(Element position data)
>>>

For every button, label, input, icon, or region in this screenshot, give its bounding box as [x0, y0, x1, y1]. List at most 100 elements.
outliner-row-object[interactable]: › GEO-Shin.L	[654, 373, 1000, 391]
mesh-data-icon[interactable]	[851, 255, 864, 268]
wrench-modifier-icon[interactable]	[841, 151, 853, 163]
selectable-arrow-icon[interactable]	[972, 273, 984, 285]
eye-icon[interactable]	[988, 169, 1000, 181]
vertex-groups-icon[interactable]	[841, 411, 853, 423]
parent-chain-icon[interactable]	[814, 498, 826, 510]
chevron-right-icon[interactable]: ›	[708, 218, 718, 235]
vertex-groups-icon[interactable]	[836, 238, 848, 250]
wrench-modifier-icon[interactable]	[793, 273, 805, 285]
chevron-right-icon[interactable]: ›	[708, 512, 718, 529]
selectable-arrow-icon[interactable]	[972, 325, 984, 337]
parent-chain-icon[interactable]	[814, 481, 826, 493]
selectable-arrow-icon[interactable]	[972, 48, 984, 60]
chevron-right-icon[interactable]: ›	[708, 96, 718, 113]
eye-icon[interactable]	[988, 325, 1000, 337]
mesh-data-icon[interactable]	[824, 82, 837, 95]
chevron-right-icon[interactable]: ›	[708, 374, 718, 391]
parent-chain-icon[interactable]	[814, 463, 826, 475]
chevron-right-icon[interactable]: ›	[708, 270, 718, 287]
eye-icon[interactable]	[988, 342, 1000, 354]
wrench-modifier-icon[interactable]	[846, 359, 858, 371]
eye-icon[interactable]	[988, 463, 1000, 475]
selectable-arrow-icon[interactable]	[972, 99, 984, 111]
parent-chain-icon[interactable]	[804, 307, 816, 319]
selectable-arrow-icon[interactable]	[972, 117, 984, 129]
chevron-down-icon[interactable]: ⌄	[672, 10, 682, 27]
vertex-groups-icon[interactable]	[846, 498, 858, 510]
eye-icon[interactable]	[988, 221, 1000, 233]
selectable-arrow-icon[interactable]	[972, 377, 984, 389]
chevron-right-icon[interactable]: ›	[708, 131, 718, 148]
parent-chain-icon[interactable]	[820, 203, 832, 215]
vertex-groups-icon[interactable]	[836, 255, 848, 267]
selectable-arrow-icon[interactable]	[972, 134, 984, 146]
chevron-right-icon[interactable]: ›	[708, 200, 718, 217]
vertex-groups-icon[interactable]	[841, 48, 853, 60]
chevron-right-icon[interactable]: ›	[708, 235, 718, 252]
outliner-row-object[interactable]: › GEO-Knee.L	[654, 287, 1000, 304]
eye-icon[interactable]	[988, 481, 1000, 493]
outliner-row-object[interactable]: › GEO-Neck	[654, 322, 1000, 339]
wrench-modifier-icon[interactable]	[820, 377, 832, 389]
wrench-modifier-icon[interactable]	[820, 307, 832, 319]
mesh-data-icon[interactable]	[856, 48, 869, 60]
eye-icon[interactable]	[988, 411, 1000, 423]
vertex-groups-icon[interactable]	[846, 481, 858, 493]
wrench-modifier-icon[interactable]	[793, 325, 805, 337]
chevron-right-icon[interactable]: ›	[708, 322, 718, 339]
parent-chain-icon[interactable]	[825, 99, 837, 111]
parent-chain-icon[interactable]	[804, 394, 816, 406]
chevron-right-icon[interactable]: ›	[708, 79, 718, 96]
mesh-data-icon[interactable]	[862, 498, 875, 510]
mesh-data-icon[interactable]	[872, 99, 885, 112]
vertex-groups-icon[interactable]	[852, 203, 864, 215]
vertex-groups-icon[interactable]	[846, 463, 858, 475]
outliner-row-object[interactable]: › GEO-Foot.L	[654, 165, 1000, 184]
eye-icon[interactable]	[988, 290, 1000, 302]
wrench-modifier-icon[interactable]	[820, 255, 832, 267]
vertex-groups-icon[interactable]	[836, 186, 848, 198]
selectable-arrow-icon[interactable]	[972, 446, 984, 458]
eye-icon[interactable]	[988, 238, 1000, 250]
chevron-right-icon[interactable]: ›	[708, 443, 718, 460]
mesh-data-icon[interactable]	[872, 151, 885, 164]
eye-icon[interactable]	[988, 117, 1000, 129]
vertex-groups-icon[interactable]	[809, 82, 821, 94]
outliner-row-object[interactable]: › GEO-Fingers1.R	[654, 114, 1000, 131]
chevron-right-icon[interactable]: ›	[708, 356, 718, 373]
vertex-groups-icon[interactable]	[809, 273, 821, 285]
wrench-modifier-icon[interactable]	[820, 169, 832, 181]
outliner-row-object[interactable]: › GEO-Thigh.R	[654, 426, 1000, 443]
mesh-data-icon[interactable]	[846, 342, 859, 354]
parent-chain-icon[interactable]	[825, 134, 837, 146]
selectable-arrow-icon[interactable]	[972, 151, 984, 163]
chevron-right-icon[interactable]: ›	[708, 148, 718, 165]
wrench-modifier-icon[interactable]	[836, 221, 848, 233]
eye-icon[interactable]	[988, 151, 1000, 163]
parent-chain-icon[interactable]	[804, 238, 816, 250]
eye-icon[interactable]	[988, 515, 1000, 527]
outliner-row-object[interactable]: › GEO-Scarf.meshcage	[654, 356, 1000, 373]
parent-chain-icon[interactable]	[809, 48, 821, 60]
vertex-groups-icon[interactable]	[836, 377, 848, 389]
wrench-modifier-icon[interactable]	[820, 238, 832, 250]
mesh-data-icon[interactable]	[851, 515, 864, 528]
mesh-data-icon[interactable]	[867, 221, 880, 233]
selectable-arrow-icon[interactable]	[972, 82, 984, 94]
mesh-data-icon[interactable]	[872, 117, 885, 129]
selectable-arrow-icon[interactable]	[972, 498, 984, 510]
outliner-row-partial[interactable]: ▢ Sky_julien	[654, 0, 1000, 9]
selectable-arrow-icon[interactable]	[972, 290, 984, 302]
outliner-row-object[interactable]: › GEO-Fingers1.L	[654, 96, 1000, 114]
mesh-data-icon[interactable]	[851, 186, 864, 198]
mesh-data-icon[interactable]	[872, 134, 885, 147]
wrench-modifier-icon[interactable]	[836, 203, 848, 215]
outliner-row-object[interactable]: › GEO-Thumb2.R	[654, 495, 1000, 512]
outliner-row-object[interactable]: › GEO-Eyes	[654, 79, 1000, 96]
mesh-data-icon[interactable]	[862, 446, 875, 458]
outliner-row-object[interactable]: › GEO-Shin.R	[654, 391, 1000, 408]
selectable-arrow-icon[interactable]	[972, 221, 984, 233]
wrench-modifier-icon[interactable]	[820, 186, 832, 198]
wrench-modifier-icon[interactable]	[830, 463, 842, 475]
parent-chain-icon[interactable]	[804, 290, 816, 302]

<<<

*Short task*: Count the lines in the rows above that contain the string "Shin", matching case exactly. Give only the number.

*Result for this exercise*: 2